## Dataset content
----

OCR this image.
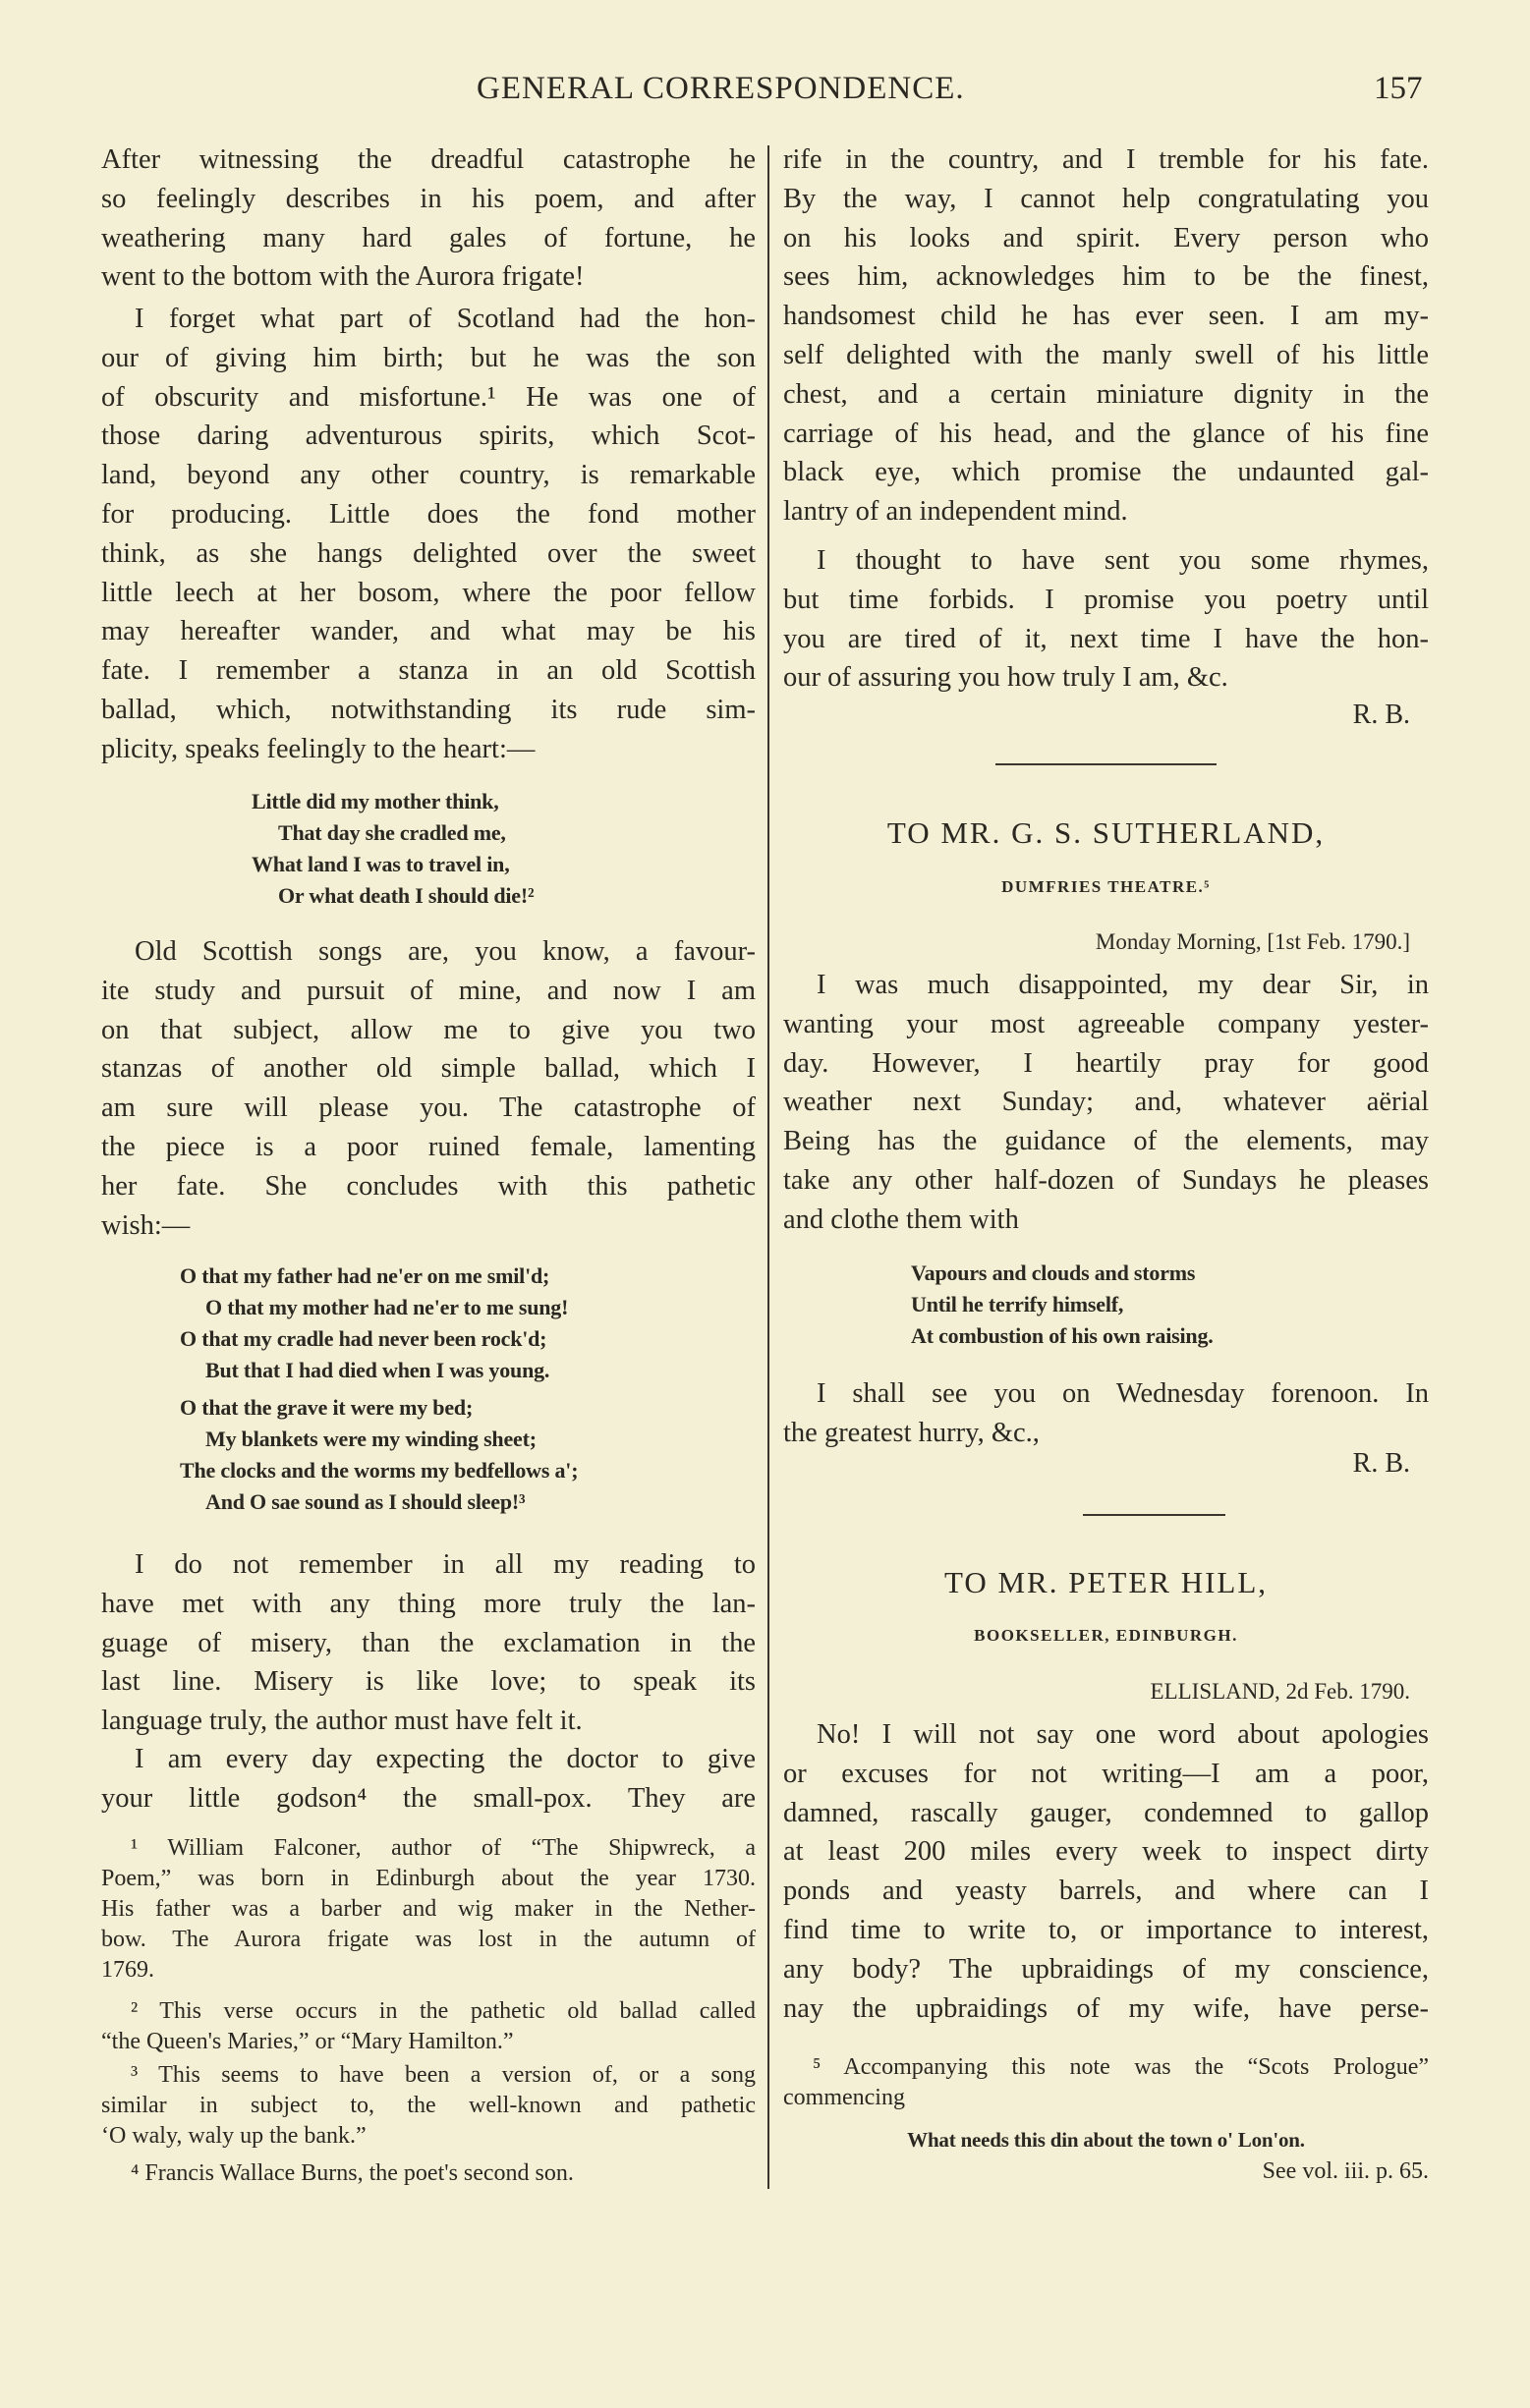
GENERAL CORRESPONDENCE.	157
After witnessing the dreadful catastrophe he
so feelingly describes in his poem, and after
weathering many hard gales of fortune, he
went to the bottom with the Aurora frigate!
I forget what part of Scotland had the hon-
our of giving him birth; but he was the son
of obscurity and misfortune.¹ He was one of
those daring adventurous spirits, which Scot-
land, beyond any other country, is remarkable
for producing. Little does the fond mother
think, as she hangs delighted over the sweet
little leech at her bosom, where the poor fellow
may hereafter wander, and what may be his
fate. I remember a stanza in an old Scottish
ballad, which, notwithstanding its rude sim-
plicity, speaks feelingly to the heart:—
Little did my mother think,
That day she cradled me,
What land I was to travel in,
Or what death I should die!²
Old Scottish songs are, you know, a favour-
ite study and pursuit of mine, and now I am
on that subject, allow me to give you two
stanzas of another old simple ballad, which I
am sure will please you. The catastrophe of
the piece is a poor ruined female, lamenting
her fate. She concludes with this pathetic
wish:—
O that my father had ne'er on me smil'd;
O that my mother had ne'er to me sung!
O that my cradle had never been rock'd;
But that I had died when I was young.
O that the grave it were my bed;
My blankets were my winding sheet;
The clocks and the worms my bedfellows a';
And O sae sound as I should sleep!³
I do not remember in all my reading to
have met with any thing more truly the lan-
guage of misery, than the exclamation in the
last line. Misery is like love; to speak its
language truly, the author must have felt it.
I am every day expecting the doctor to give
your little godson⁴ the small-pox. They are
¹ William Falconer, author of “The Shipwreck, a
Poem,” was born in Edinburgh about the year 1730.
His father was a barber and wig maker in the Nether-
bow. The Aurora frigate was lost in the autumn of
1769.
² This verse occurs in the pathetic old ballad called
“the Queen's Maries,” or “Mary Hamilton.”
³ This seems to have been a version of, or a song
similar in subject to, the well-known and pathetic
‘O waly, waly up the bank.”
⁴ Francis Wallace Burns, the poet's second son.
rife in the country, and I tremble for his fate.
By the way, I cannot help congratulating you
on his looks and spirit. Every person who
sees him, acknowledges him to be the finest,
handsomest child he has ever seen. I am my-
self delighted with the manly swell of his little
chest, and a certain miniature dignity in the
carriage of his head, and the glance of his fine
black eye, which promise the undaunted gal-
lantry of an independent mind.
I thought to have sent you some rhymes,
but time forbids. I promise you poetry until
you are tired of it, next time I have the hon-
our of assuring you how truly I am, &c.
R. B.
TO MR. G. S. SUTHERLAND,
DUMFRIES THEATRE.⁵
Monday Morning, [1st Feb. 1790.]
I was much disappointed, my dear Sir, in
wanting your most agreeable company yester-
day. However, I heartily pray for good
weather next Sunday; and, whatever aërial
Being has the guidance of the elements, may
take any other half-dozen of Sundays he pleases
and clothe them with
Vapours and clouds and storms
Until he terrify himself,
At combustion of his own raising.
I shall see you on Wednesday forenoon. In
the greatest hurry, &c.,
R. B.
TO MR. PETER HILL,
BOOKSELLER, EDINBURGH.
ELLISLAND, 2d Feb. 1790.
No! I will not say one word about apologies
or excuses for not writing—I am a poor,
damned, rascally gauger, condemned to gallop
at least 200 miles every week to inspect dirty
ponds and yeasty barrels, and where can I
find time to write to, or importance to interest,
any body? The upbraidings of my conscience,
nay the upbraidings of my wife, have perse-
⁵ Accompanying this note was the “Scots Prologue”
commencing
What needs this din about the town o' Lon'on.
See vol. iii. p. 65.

----

## Challenge
Leave the pictures out and write out every entry exactly as given.

## Task answer
OCR this image.
GENERAL CORRESPONDENCE.	157
After witnessing the dreadful catastrophe he
so feelingly describes in his poem, and after
weathering many hard gales of fortune, he
went to the bottom with the Aurora frigate!
I forget what part of Scotland had the hon-
our of giving him birth; but he was the son
of obscurity and misfortune.¹ He was one of
those daring adventurous spirits, which Scot-
land, beyond any other country, is remarkable
for producing. Little does the fond mother
think, as she hangs delighted over the sweet
little leech at her bosom, where the poor fellow
may hereafter wander, and what may be his
fate. I remember a stanza in an old Scottish
ballad, which, notwithstanding its rude sim-
plicity, speaks feelingly to the heart:—
Little did my mother think,
That day she cradled me,
What land I was to travel in,
Or what death I should die!²
Old Scottish songs are, you know, a favour-
ite study and pursuit of mine, and now I am
on that subject, allow me to give you two
stanzas of another old simple ballad, which I
am sure will please you. The catastrophe of
the piece is a poor ruined female, lamenting
her fate. She concludes with this pathetic
wish:—
O that my father had ne'er on me smil'd;
O that my mother had ne'er to me sung!
O that my cradle had never been rock'd;
But that I had died when I was young.
O that the grave it were my bed;
My blankets were my winding sheet;
The clocks and the worms my bedfellows a';
And O sae sound as I should sleep!³
I do not remember in all my reading to
have met with any thing more truly the lan-
guage of misery, than the exclamation in the
last line. Misery is like love; to speak its
language truly, the author must have felt it.
I am every day expecting the doctor to give
your little godson⁴ the small-pox. They are
¹ William Falconer, author of “The Shipwreck, a
Poem,” was born in Edinburgh about the year 1730.
His father was a barber and wig maker in the Nether-
bow. The Aurora frigate was lost in the autumn of
1769.
² This verse occurs in the pathetic old ballad called
“the Queen's Maries,” or “Mary Hamilton.”
³ This seems to have been a version of, or a song
similar in subject to, the well-known and pathetic
‘O waly, waly up the bank.”
⁴ Francis Wallace Burns, the poet's second son.
rife in the country, and I tremble for his fate.
By the way, I cannot help congratulating you
on his looks and spirit. Every person who
sees him, acknowledges him to be the finest,
handsomest child he has ever seen. I am my-
self delighted with the manly swell of his little
chest, and a certain miniature dignity in the
carriage of his head, and the glance of his fine
black eye, which promise the undaunted gal-
lantry of an independent mind.
I thought to have sent you some rhymes,
but time forbids. I promise you poetry until
you are tired of it, next time I have the hon-
our of assuring you how truly I am, &c.
R. B.
TO MR. G. S. SUTHERLAND,
DUMFRIES THEATRE.⁵
Monday Morning, [1st Feb. 1790.]
I was much disappointed, my dear Sir, in
wanting your most agreeable company yester-
day. However, I heartily pray for good
weather next Sunday; and, whatever aërial
Being has the guidance of the elements, may
take any other half-dozen of Sundays he pleases
and clothe them with
Vapours and clouds and storms
Until he terrify himself,
At combustion of his own raising.
I shall see you on Wednesday forenoon. In
the greatest hurry, &c.,
R. B.
TO MR. PETER HILL,
BOOKSELLER, EDINBURGH.
ELLISLAND, 2d Feb. 1790.
No! I will not say one word about apologies
or excuses for not writing—I am a poor,
damned, rascally gauger, condemned to gallop
at least 200 miles every week to inspect dirty
ponds and yeasty barrels, and where can I
find time to write to, or importance to interest,
any body? The upbraidings of my conscience,
nay the upbraidings of my wife, have perse-
⁵ Accompanying this note was the “Scots Prologue”
commencing
What needs this din about the town o' Lon'on.
See vol. iii. p. 65.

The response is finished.